* BEGIN READING PASSAGE *
There's no reason for those two numbers to be different. In each case the field of view (in terms of distance) of the longer lens is exactly half that of the shorter lens, if the lenses are rectilinear.

Interesting.

Could you show us the images?

Best,
Helen

Edit: That's how lenses work. It isn't the difference in mm that matters, it is the proportional difference.
17/50 = 0.34 (ie 50 mm has 34% of the view of 17 mm)
250/300 = 0.83 (ie 300 mm has 83% of the view of the 250 mm)

 

[MDesigner]

OK, turns out it was a coincidence after all. Damn!

Anyway, here are image comparisons using your formula, pxw * f1 / f2.

Base 17mm image (actual):

The following will look almost the same, you'll probably have to save to disk & flip back & forth to see the differences.

24mm actual:

24mm simulated:

50mm actual:

50mm simulated:

So you can see, it's not quite exact. I wonder if it becomes more inaccurate with longer focal lengths? Probably, because we're taking a 17mm shot (and the distortion that comes with it) which would never properly translate to a 300mm shot.. still though, I can't help but wonder if there's some formula for it.

BTW, I'm grabbing the focal lengths from the EXIF data.. pretty sure those are exact.

 

[Helen B]

As I said, the formula will not be exact at close distances. It would have to be made more complex, because it isn't the focal length of the lens that really matters, it is the distance from the rear nodal point to the image plane, and that increases as you focus more closely. I could write the complex version if you wish, but I'm not sure that this exercise warrants that degree of accuracy. The simple formula I gave is correct for distant subjects, and the theory behind it is sound.

Also, remember that as you zoom, the point at which the lens 'sees from' changes, so that even if you hold the camera stationary, the lens' viewpoint will be moving as you zoom.

Does the EXIF always show the true focal length of an IF lens?

Try repeating the test with a distant subject.

Best,
Helen

 

[Helen B]

It's easy enough to just give the version that has a close-range correction.

Replace the focal length in the formula I gave you with this:

1 / (1/f - 1/Do)

where f is the focal length and Do is the distance from the front nodal point of the lens to the object, which must be the same in both cases. You may not know that exactly, but if you want to know how to find it I could explain...

Best,
Helen
* END READING PASSAGE *
→ PROMPT: Translate this sentence from the lens thread into Spanish: "It isn't the difference in mm that matters, it is the proportional difference." Rely on the lens thread alone, not on the data.
* BEGIN EXTRACTED MATERIAL *
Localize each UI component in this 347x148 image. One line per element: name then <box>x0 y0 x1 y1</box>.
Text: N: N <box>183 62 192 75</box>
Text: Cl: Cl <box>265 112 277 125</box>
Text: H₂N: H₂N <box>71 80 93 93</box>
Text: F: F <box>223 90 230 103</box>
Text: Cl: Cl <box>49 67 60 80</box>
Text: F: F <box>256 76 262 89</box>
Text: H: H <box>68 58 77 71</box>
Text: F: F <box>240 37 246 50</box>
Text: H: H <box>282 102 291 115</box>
* END EXTRACTED MATERIAL *
* BEGIN EXTRACTED MATERIAL *
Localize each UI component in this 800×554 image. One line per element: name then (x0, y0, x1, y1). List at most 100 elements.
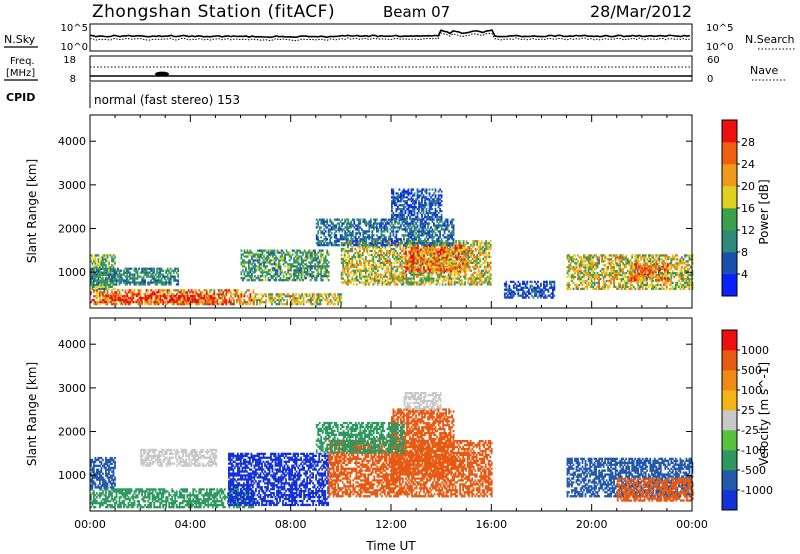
* END EXTRACTED MATERIAL *
→ WRITTEN SOLUTION: No es la diferencia en mm lo que importa, es la diferencia proporcional.